Each line that holds the word "description" is to be identified and copied.

# # # #

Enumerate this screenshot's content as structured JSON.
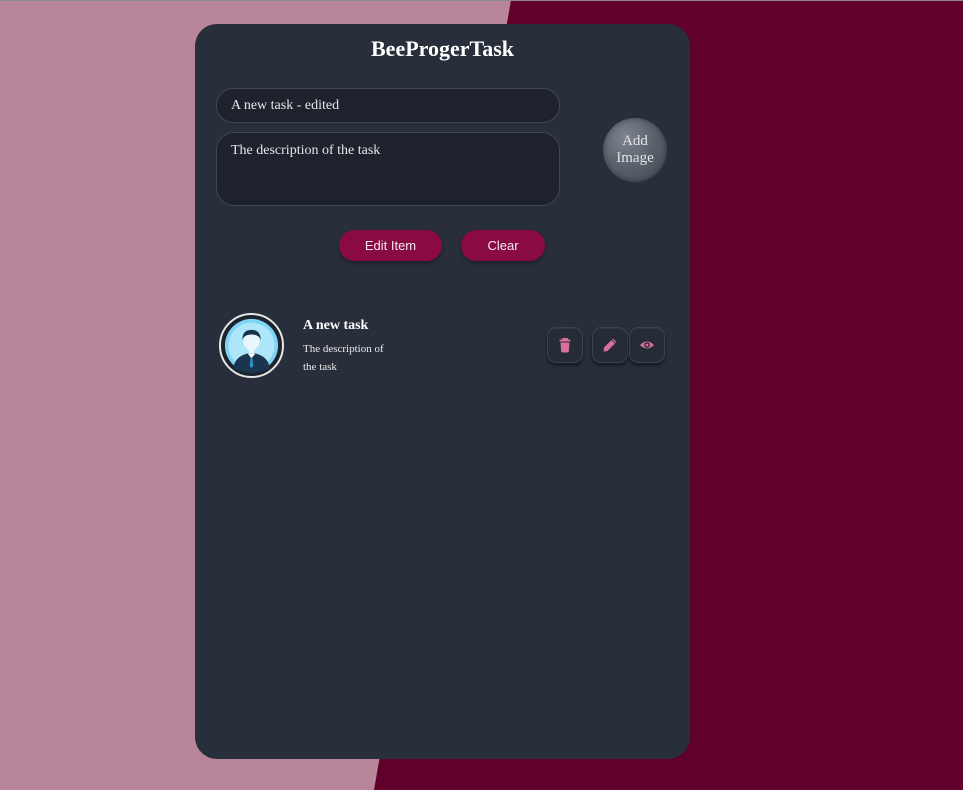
{
  "app": {
    "title": "BeeProgerTask"
  },
  "form": {
    "title_value": "A new task - edited",
    "description_value": "The description of the task",
    "add_image_label": "Add Image"
  },
  "buttons": {
    "edit_label": "Edit Item",
    "clear_label": "Clear"
  },
  "tasks": [
    {
      "title": "A new task",
      "description": "The description of the task",
      "avatar_icon": "user-avatar-icon",
      "action_icons": [
        "trash-icon",
        "pencil-icon",
        "eye-icon"
      ]
    }
  ],
  "colors": {
    "background_left": "#b8869a",
    "background_right": "#62002c",
    "card": "#282f3a",
    "accent_button": "#8a0a44",
    "icon_pink": "#d9709c"
  }
}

# # # #

**SOLUTION FOR THIS TASK**:
    "description_value": "The description of the task",
      "description": "The description of the task",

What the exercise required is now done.